------ ENTRIES PROVIDED ------
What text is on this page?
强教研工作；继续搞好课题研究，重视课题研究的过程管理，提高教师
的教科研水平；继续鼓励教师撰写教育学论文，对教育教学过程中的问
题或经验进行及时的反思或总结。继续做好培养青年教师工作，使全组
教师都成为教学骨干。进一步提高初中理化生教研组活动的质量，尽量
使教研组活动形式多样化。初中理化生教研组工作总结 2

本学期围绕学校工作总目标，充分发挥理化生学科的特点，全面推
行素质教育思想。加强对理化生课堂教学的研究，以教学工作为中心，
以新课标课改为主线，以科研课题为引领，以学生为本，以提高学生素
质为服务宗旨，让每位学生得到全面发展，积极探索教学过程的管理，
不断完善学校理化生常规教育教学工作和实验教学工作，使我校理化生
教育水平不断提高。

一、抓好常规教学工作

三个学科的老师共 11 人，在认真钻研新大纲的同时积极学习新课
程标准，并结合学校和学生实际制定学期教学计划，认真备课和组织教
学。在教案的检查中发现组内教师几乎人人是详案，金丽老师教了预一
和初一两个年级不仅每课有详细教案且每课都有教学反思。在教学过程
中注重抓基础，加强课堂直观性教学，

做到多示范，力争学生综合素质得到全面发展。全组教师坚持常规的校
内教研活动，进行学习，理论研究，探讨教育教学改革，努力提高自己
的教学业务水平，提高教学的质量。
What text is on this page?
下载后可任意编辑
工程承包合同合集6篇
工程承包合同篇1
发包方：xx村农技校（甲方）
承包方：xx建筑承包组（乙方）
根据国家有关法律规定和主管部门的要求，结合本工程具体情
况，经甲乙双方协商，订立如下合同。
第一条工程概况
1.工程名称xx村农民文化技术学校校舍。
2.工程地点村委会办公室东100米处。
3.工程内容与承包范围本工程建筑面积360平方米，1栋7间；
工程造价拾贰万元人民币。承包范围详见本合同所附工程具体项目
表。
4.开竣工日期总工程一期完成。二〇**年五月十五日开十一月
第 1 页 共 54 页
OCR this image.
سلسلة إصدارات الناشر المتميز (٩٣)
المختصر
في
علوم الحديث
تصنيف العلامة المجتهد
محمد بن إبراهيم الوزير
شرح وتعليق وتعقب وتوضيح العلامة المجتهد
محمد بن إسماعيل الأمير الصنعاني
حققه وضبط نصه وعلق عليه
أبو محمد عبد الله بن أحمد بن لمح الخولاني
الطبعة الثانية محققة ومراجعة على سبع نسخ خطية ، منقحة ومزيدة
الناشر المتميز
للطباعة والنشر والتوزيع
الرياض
------
> REQUIREMENTS: Identify and list each line with the word "الناشر".

> SOLVED EXERCISE:
سلسلة إصدارات الناشر المتميز (٩٣)
الناشر المتميز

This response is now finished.